Listed records:
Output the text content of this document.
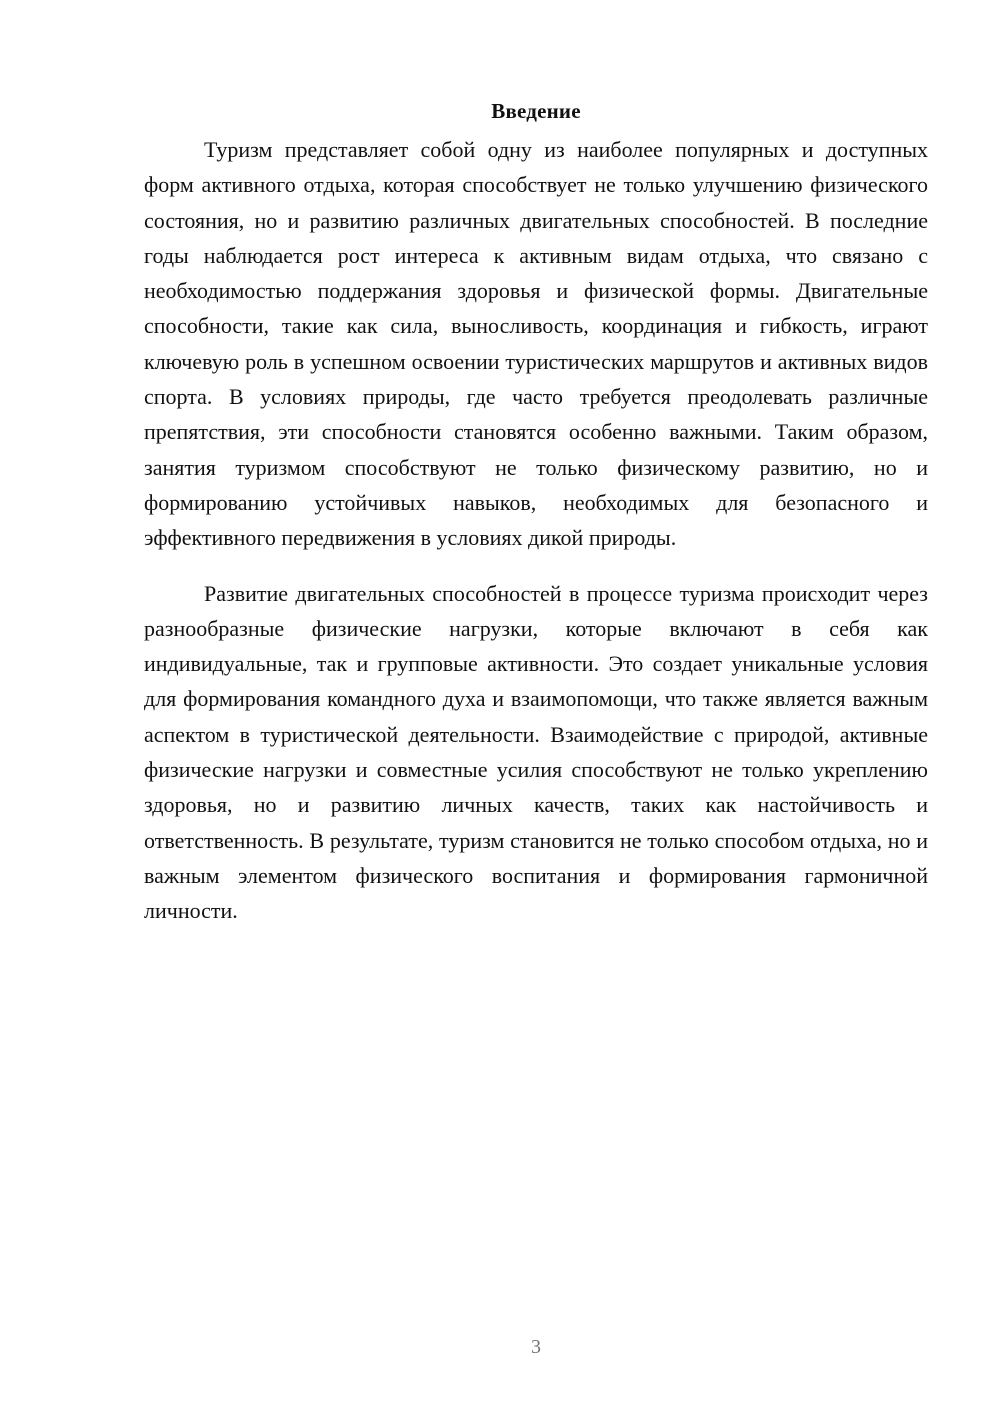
Введение

Туризм представляет собой одну из наиболее популярных и доступных форм активного отдыха, которая способствует не только улучшению физического состояния, но и развитию различных двигательных способностей. В последние годы наблюдается рост интереса к активным видам отдыха, что связано с необходимостью поддержания здоровья и физической формы. Двигательные способности, такие как сила, выносливость, координация и гибкость, играют ключевую роль в успешном освоении туристических маршрутов и активных видов спорта. В условиях природы, где часто требуется преодолевать различные препятствия, эти способности становятся особенно важными. Таким образом, занятия туризмом способствуют не только физическому развитию, но и формированию устойчивых навыков, необходимых для безопасного и эффективного передвижения в условиях дикой природы.

Развитие двигательных способностей в процессе туризма происходит через разнообразные физические нагрузки, которые включают в себя как индивидуальные, так и групповые активности. Это создает уникальные условия для формирования командного духа и взаимопомощи, что также является важным аспектом в туристической деятельности. Взаимодействие с природой, активные физические нагрузки и совместные усилия способствуют не только укреплению здоровья, но и развитию личных качеств, таких как настойчивость и ответственность. В результате, туризм становится не только способом отдыха, но и важным элементом физического воспитания и формирования гармоничной личности.

3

Stated task: Exclude the images and reproduce the remaining data exactly.

Completed exercise:
Output the text content of this document.
Введение

Туризм представляет собой одну из наиболее популярных и доступных форм активного отдыха, которая способствует не только улучшению физического состояния, но и развитию различных двигательных способностей. В последние годы наблюдается рост интереса к активным видам отдыха, что связано с необходимостью поддержания здоровья и физической формы. Двигательные способности, такие как сила, выносливость, координация и гибкость, играют ключевую роль в успешном освоении туристических маршрутов и активных видов спорта. В условиях природы, где часто требуется преодолевать различные препятствия, эти способности становятся особенно важными. Таким образом, занятия туризмом способствуют не только физическому развитию, но и формированию устойчивых навыков, необходимых для безопасного и эффективного передвижения в условиях дикой природы.

Развитие двигательных способностей в процессе туризма происходит через разнообразные физические нагрузки, которые включают в себя как индивидуальные, так и групповые активности. Это создает уникальные условия для формирования командного духа и взаимопомощи, что также является важным аспектом в туристической деятельности. Взаимодействие с природой, активные физические нагрузки и совместные усилия способствуют не только укреплению здоровья, но и развитию личных качеств, таких как настойчивость и ответственность. В результате, туризм становится не только способом отдыха, но и важным элементом физического воспитания и формирования гармоничной личности.

3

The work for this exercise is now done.